Goal of the exercise:
Copy all of the material exactly. Pictures are not to appear in the copy.
--- START Given data ---
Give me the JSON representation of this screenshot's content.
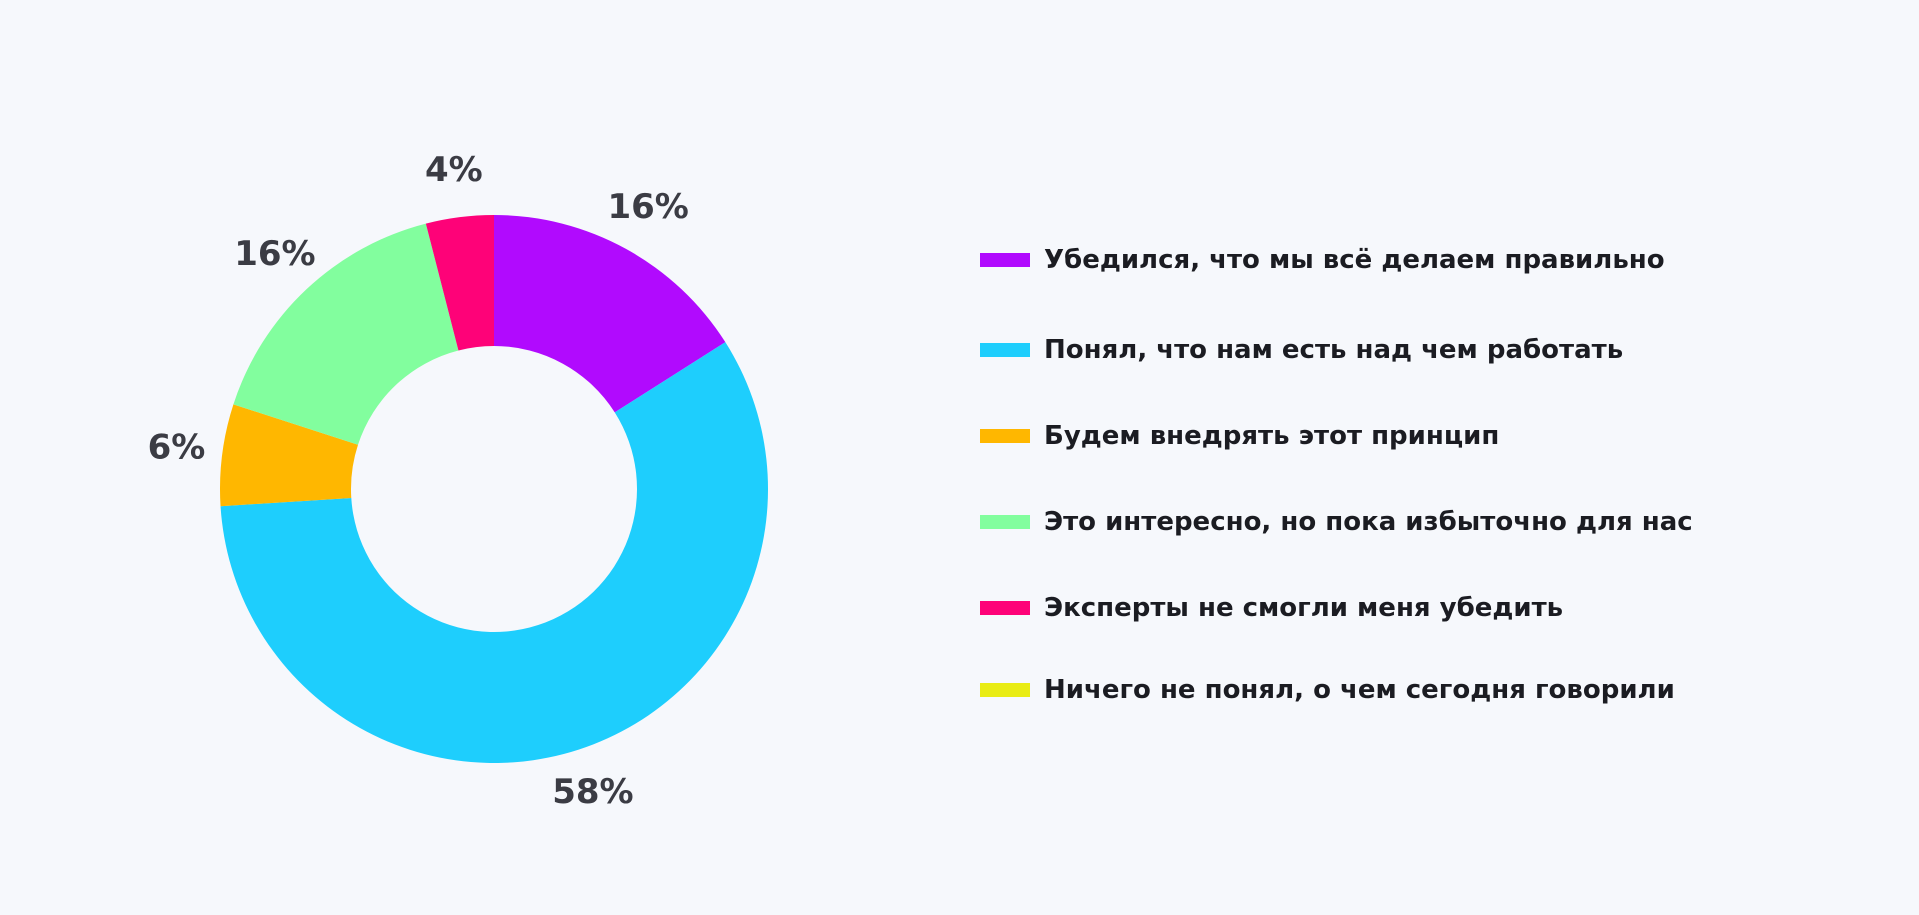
{
  "chart_data": {
    "type": "pie",
    "donut": true,
    "legend_placement": "right",
    "slices": [
      {
        "name": "Убедился, что мы всё делаем правильно",
        "value": 16,
        "label": "16%",
        "color": "#b10afe"
      },
      {
        "name": "Понял, что нам есть над чем работать",
        "value": 58,
        "label": "58%",
        "color": "#1ecefd"
      },
      {
        "name": "Будем внедрять этот принцип",
        "value": 6,
        "label": "6%",
        "color": "#ffb700"
      },
      {
        "name": "Это интересно, но пока избыточно для нас",
        "value": 16,
        "label": "16%",
        "color": "#82fe9e"
      },
      {
        "name": "Эксперты не смогли меня убедить",
        "value": 4,
        "label": "4%",
        "color": "#fe0278"
      },
      {
        "name": "Ничего не понял, о чем сегодня говорили",
        "value": 0,
        "label": "",
        "color": "#e9ec14"
      }
    ]
  }
}
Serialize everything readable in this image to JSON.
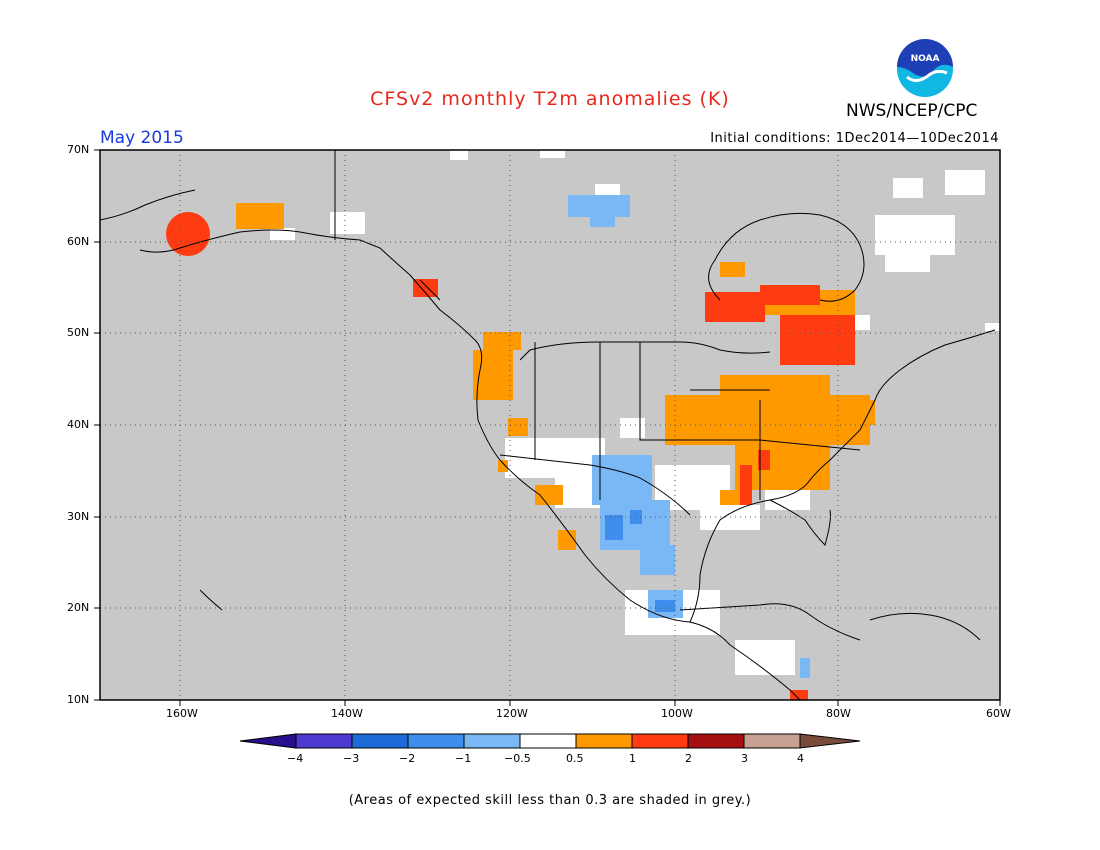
{
  "header": {
    "title": "CFSv2 monthly T2m anomalies (K)",
    "org": "NWS/NCEP/CPC",
    "logo_text": "NOAA",
    "month": "May 2015",
    "init_conditions": "Initial conditions: 1Dec2014—10Dec2014"
  },
  "map": {
    "lat_labels": [
      "70N",
      "60N",
      "50N",
      "40N",
      "30N",
      "20N",
      "10N"
    ],
    "lon_labels": [
      "160W",
      "140W",
      "120W",
      "100W",
      "80W",
      "60W"
    ],
    "background_color": "#c8c8c8"
  },
  "legend": {
    "tick_labels": [
      "−4",
      "−3",
      "−2",
      "−1",
      "−0.5",
      "0.5",
      "1",
      "2",
      "3",
      "4"
    ],
    "colors": [
      "#2a0f8c",
      "#4d3ad0",
      "#1e6ad8",
      "#3f8eed",
      "#7ab8f5",
      "#ffffff",
      "#ff9900",
      "#ff3b12",
      "#a50f0f",
      "#c8a193",
      "#7a4a3a"
    ]
  },
  "footnote": "(Areas of expected skill less than 0.3 are shaded in grey.)"
}
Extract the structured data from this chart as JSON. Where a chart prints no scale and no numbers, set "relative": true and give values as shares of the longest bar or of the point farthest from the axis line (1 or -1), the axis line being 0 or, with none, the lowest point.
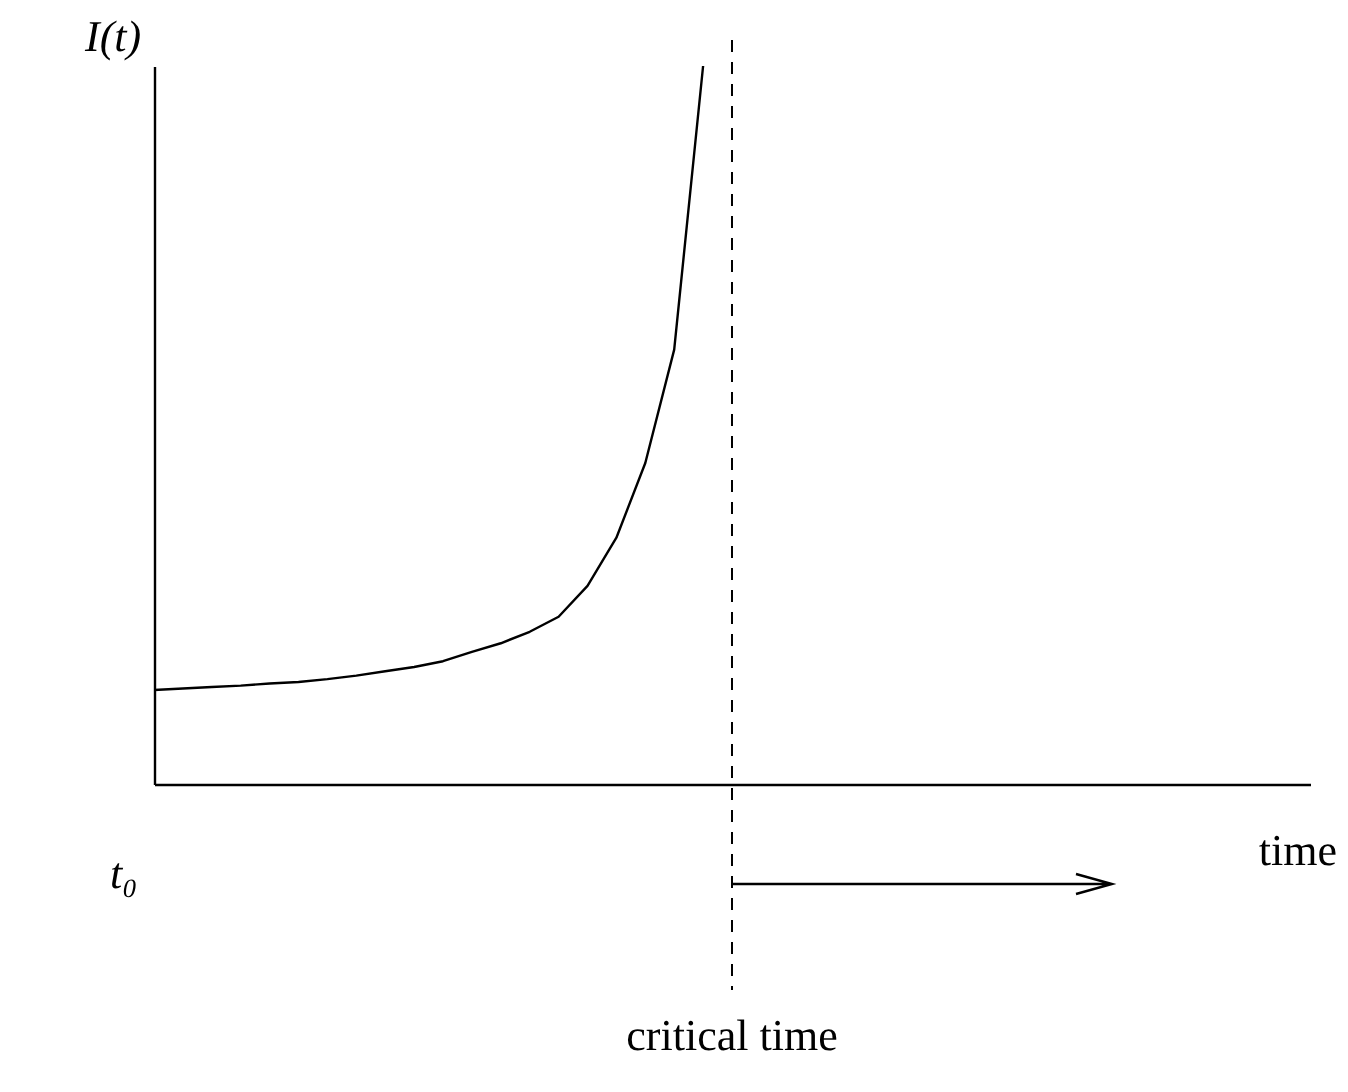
{
  "chart_data": {
    "type": "line",
    "relative": true,
    "ylabel": "I(t)",
    "xlabel": "time",
    "categories": [
      null,
      null,
      null,
      null,
      null,
      null,
      null,
      null,
      null,
      null,
      null,
      null,
      null,
      null,
      null,
      null,
      null,
      null,
      null,
      null,
      null,
      null,
      null,
      null,
      null,
      null,
      null,
      null,
      null,
      null,
      null,
      null,
      null,
      null,
      null,
      null,
      null,
      null,
      null,
      null
    ],
    "series": [
      {
        "color": "#000000",
        "values": [
          0.131,
          0.133,
          0.135,
          0.137,
          0.14,
          0.142,
          0.146,
          0.151,
          0.157,
          0.163,
          0.171,
          0.184,
          0.196,
          0.212,
          0.233,
          0.276,
          0.343,
          0.447,
          0.605,
          1,
          null,
          null,
          null,
          null,
          null,
          null,
          null,
          null,
          null,
          null,
          null,
          null,
          null,
          null,
          null,
          null,
          null,
          null,
          null,
          null
        ]
      }
    ],
    "annotations": [
      "t₀"
    ],
    "ref_lines": [
      {
        "axis": "x",
        "label": "critical time",
        "line_style": "dashed",
        "color": "#000000"
      }
    ],
    "grid": false,
    "marker": "none",
    "line_style": "solid"
  }
}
--- END Given data ---
Solution to the exercise:
Give me the JSON representation of this screenshot's content.
{
  "chart_data": {
    "type": "pie",
    "donut": true,
    "legend_placement": "right",
    "slices": [
      {
        "name": "Убедился, что мы всё делаем правильно",
        "value": 16,
        "label": "16%",
        "color": "#b10afe"
      },
      {
        "name": "Понял, что нам есть над чем работать",
        "value": 58,
        "label": "58%",
        "color": "#1ecefd"
      },
      {
        "name": "Будем внедрять этот принцип",
        "value": 6,
        "label": "6%",
        "color": "#ffb700"
      },
      {
        "name": "Это интересно, но пока избыточно для нас",
        "value": 16,
        "label": "16%",
        "color": "#82fe9e"
      },
      {
        "name": "Эксперты не смогли меня убедить",
        "value": 4,
        "label": "4%",
        "color": "#fe0278"
      },
      {
        "name": "Ничего не понял, о чем сегодня говорили",
        "value": 0,
        "label": "",
        "color": "#e9ec14"
      }
    ]
  }
}
Serialize everything readable in this image to JSON.
{
  "header": {
    "title": "CFSv2 monthly T2m anomalies (K)",
    "org": "NWS/NCEP/CPC",
    "logo_text": "NOAA",
    "month": "May 2015",
    "init_conditions": "Initial conditions: 1Dec2014—10Dec2014"
  },
  "map": {
    "lat_labels": [
      "70N",
      "60N",
      "50N",
      "40N",
      "30N",
      "20N",
      "10N"
    ],
    "lon_labels": [
      "160W",
      "140W",
      "120W",
      "100W",
      "80W",
      "60W"
    ],
    "background_color": "#c8c8c8"
  },
  "legend": {
    "tick_labels": [
      "−4",
      "−3",
      "−2",
      "−1",
      "−0.5",
      "0.5",
      "1",
      "2",
      "3",
      "4"
    ],
    "colors": [
      "#2a0f8c",
      "#4d3ad0",
      "#1e6ad8",
      "#3f8eed",
      "#7ab8f5",
      "#ffffff",
      "#ff9900",
      "#ff3b12",
      "#a50f0f",
      "#c8a193",
      "#7a4a3a"
    ]
  },
  "footnote": "(Areas of expected skill less than 0.3 are shaded in grey.)"
}
Extract the structured data from this chart as JSON. Where a chart prints no scale and no numbers, set "relative": true and give values as shares of the longest bar or of the point farthest from the axis line (1 or -1), the axis line being 0 or, with none, the lowest point.
{
  "chart_data": {
    "type": "line",
    "relative": true,
    "ylabel": "I(t)",
    "xlabel": "time",
    "categories": [
      null,
      null,
      null,
      null,
      null,
      null,
      null,
      null,
      null,
      null,
      null,
      null,
      null,
      null,
      null,
      null,
      null,
      null,
      null,
      null,
      null,
      null,
      null,
      null,
      null,
      null,
      null,
      null,
      null,
      null,
      null,
      null,
      null,
      null,
      null,
      null,
      null,
      null,
      null,
      null
    ],
    "series": [
      {
        "color": "#000000",
        "values": [
          0.131,
          0.133,
          0.135,
          0.137,
          0.14,
          0.142,
          0.146,
          0.151,
          0.157,
          0.163,
          0.171,
          0.184,
          0.196,
          0.212,
          0.233,
          0.276,
          0.343,
          0.447,
          0.605,
          1,
          null,
          null,
          null,
          null,
          null,
          null,
          null,
          null,
          null,
          null,
          null,
          null,
          null,
          null,
          null,
          null,
          null,
          null,
          null,
          null
        ]
      }
    ],
    "annotations": [
      "t₀"
    ],
    "ref_lines": [
      {
        "axis": "x",
        "label": "critical time",
        "line_style": "dashed",
        "color": "#000000"
      }
    ],
    "grid": false,
    "marker": "none",
    "line_style": "solid"
  }
}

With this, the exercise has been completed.